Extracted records
◆ ◆ ◆
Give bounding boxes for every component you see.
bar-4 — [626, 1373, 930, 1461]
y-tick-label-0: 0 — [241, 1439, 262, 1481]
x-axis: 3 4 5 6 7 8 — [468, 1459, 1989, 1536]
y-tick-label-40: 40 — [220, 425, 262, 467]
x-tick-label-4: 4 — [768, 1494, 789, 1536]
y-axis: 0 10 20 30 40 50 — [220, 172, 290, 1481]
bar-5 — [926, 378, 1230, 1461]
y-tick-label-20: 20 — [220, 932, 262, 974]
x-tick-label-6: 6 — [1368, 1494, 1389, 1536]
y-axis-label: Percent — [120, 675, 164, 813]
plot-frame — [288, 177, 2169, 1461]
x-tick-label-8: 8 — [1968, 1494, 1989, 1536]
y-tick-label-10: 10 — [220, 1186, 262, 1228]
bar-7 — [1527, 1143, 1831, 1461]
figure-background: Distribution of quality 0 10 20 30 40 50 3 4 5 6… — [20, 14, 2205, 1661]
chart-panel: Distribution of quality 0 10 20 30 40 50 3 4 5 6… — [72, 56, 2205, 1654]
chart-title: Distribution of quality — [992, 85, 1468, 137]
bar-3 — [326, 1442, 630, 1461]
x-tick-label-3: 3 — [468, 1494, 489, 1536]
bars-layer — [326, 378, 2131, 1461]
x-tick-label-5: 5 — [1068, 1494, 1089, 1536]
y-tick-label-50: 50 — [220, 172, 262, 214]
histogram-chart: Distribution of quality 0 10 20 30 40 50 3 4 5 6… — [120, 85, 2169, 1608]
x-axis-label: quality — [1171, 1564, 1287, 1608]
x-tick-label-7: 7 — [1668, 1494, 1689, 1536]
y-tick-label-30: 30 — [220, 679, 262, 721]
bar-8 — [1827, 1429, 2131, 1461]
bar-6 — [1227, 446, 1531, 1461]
◆ ◆ ◆
PROBLEM:
Copy the material above line for line, with no changes.

EXERCISE RESULT:
Give bounding boxes for every component you see.
bar-4 — [626, 1373, 930, 1461]
y-tick-label-0: 0 — [241, 1439, 262, 1481]
x-axis: 3 4 5 6 7 8 — [468, 1459, 1989, 1536]
y-tick-label-40: 40 — [220, 425, 262, 467]
x-tick-label-4: 4 — [768, 1494, 789, 1536]
y-axis: 0 10 20 30 40 50 — [220, 172, 290, 1481]
bar-5 — [926, 378, 1230, 1461]
y-tick-label-20: 20 — [220, 932, 262, 974]
x-tick-label-6: 6 — [1368, 1494, 1389, 1536]
y-axis-label: Percent — [120, 675, 164, 813]
plot-frame — [288, 177, 2169, 1461]
x-tick-label-8: 8 — [1968, 1494, 1989, 1536]
y-tick-label-10: 10 — [220, 1186, 262, 1228]
bar-7 — [1527, 1143, 1831, 1461]
figure-background: Distribution of quality 0 10 20 30 40 50 3 4 5 6… — [20, 14, 2205, 1661]
chart-panel: Distribution of quality 0 10 20 30 40 50 3 4 5 6… — [72, 56, 2205, 1654]
chart-title: Distribution of quality — [992, 85, 1468, 137]
bar-3 — [326, 1442, 630, 1461]
x-tick-label-3: 3 — [468, 1494, 489, 1536]
bars-layer — [326, 378, 2131, 1461]
x-tick-label-5: 5 — [1068, 1494, 1089, 1536]
y-tick-label-50: 50 — [220, 172, 262, 214]
histogram-chart: Distribution of quality 0 10 20 30 40 50 3 4 5 6… — [120, 85, 2169, 1608]
x-axis-label: quality — [1171, 1564, 1287, 1608]
x-tick-label-7: 7 — [1668, 1494, 1689, 1536]
y-tick-label-30: 30 — [220, 679, 262, 721]
bar-8 — [1827, 1429, 2131, 1461]
bar-6 — [1227, 446, 1531, 1461]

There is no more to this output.